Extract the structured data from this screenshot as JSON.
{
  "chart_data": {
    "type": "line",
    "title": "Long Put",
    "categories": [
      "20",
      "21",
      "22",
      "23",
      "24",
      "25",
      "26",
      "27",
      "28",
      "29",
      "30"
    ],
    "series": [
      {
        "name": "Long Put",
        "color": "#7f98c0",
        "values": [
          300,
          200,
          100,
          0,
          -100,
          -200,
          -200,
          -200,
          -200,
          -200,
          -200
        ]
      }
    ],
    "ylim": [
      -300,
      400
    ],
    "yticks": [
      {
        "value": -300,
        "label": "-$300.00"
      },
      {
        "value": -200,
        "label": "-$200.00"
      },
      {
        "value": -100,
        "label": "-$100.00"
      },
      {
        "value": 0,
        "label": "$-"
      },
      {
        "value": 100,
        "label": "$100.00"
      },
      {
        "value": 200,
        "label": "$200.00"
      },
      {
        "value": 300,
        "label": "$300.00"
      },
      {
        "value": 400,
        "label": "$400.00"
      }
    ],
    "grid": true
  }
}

******

▸ **Task directions**
Repeat the material above in full, quoting it exactly.

▸ **Correct output**
Extract the structured data from this screenshot as JSON.
{
  "chart_data": {
    "type": "line",
    "title": "Long Put",
    "categories": [
      "20",
      "21",
      "22",
      "23",
      "24",
      "25",
      "26",
      "27",
      "28",
      "29",
      "30"
    ],
    "series": [
      {
        "name": "Long Put",
        "color": "#7f98c0",
        "values": [
          300,
          200,
          100,
          0,
          -100,
          -200,
          -200,
          -200,
          -200,
          -200,
          -200
        ]
      }
    ],
    "ylim": [
      -300,
      400
    ],
    "yticks": [
      {
        "value": -300,
        "label": "-$300.00"
      },
      {
        "value": -200,
        "label": "-$200.00"
      },
      {
        "value": -100,
        "label": "-$100.00"
      },
      {
        "value": 0,
        "label": "$-"
      },
      {
        "value": 100,
        "label": "$100.00"
      },
      {
        "value": 200,
        "label": "$200.00"
      },
      {
        "value": 300,
        "label": "$300.00"
      },
      {
        "value": 400,
        "label": "$400.00"
      }
    ],
    "grid": true
  }
}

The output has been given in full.